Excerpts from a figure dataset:
◆ ◆ ◆

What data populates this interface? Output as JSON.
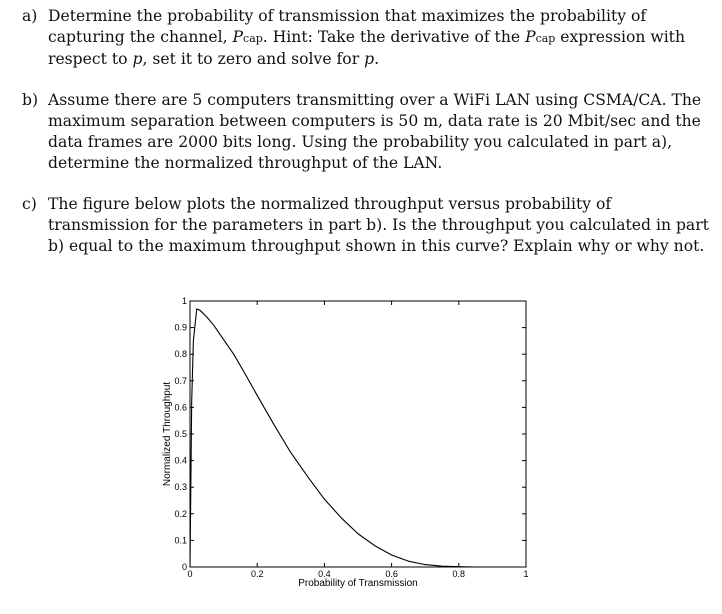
{
  "questions": [
    {
      "label": "a)",
      "parts": [
        "Determine the probability of transmission that maximizes the probability of capturing the channel, ",
        "P",
        "cap",
        ". Hint: Take the derivative of the ",
        "P",
        "cap",
        " expression with respect to ",
        "p",
        ", set it to zero and solve for ",
        "p",
        "."
      ]
    },
    {
      "label": "b)",
      "text": "Assume there are 5 computers transmitting over a WiFi LAN using CSMA/CA. The maximum separation between computers is 50 m, data rate is 20 Mbit/sec and the data frames are 2000 bits long. Using the probability you calculated in part a), determine the normalized throughput of the LAN."
    },
    {
      "label": "c)",
      "text": "The figure below plots the normalized throughput versus probability of transmission for the parameters in part b). Is the throughput you calculated in part b) equal to the maximum throughput shown in this curve? Explain why or why not."
    }
  ],
  "chart_data": {
    "type": "line",
    "xlabel": "Probability of Transmission",
    "ylabel": "Normalized Throughput",
    "xlim": [
      0,
      1
    ],
    "ylim": [
      0,
      1
    ],
    "xticks": [
      "0",
      "0.2",
      "0.4",
      "0.6",
      "0.8",
      "1"
    ],
    "yticks": [
      "0",
      "0.1",
      "0.2",
      "0.3",
      "0.4",
      "0.5",
      "0.6",
      "0.7",
      "0.8",
      "0.9",
      "1"
    ],
    "grid": false,
    "series": [
      {
        "color": "#000000",
        "x": [
          0.0,
          0.005,
          0.01,
          0.02,
          0.03,
          0.05,
          0.07,
          0.1,
          0.13,
          0.16,
          0.2,
          0.25,
          0.3,
          0.35,
          0.4,
          0.45,
          0.5,
          0.55,
          0.6,
          0.65,
          0.7,
          0.75,
          0.8,
          0.85,
          0.9,
          0.95,
          1.0
        ],
        "y": [
          0.0,
          0.62,
          0.85,
          0.97,
          0.965,
          0.94,
          0.91,
          0.855,
          0.8,
          0.735,
          0.645,
          0.535,
          0.43,
          0.34,
          0.255,
          0.185,
          0.125,
          0.08,
          0.045,
          0.022,
          0.009,
          0.003,
          0.001,
          0.0,
          0.0,
          0.0,
          0.0
        ]
      }
    ]
  }
}
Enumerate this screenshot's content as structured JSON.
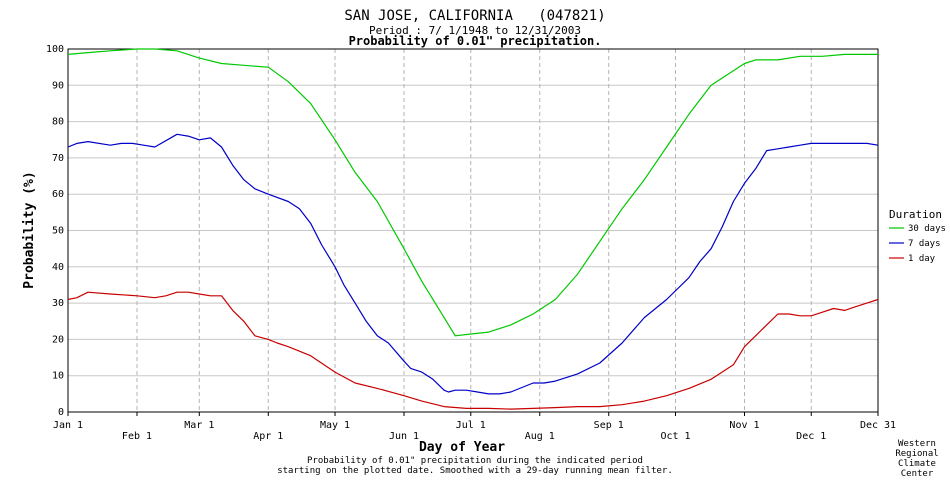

◆ ◆ ◆

TASK GOAL
Each record above is to be restated exactly, with its pictures removed from the copy.

EXERCISE SOLUTION
What data populates this interface? Output as JSON.
{
  "questions": [
    {
      "label": "a)",
      "parts": [
        "Determine the probability of transmission that maximizes the probability of capturing the channel, ",
        "P",
        "cap",
        ". Hint: Take the derivative of the ",
        "P",
        "cap",
        " expression with respect to ",
        "p",
        ", set it to zero and solve for ",
        "p",
        "."
      ]
    },
    {
      "label": "b)",
      "text": "Assume there are 5 computers transmitting over a WiFi LAN using CSMA/CA. The maximum separation between computers is 50 m, data rate is 20 Mbit/sec and the data frames are 2000 bits long. Using the probability you calculated in part a), determine the normalized throughput of the LAN."
    },
    {
      "label": "c)",
      "text": "The figure below plots the normalized throughput versus probability of transmission for the parameters in part b). Is the throughput you calculated in part b) equal to the maximum throughput shown in this curve? Explain why or why not."
    }
  ],
  "chart_data": {
    "type": "line",
    "xlabel": "Probability of Transmission",
    "ylabel": "Normalized Throughput",
    "xlim": [
      0,
      1
    ],
    "ylim": [
      0,
      1
    ],
    "xticks": [
      "0",
      "0.2",
      "0.4",
      "0.6",
      "0.8",
      "1"
    ],
    "yticks": [
      "0",
      "0.1",
      "0.2",
      "0.3",
      "0.4",
      "0.5",
      "0.6",
      "0.7",
      "0.8",
      "0.9",
      "1"
    ],
    "grid": false,
    "series": [
      {
        "color": "#000000",
        "x": [
          0.0,
          0.005,
          0.01,
          0.02,
          0.03,
          0.05,
          0.07,
          0.1,
          0.13,
          0.16,
          0.2,
          0.25,
          0.3,
          0.35,
          0.4,
          0.45,
          0.5,
          0.55,
          0.6,
          0.65,
          0.7,
          0.75,
          0.8,
          0.85,
          0.9,
          0.95,
          1.0
        ],
        "y": [
          0.0,
          0.62,
          0.85,
          0.97,
          0.965,
          0.94,
          0.91,
          0.855,
          0.8,
          0.735,
          0.645,
          0.535,
          0.43,
          0.34,
          0.255,
          0.185,
          0.125,
          0.08,
          0.045,
          0.022,
          0.009,
          0.003,
          0.001,
          0.0,
          0.0,
          0.0,
          0.0
        ]
      }
    ]
  }
}
Enumerate this screenshot's content as structured JSON.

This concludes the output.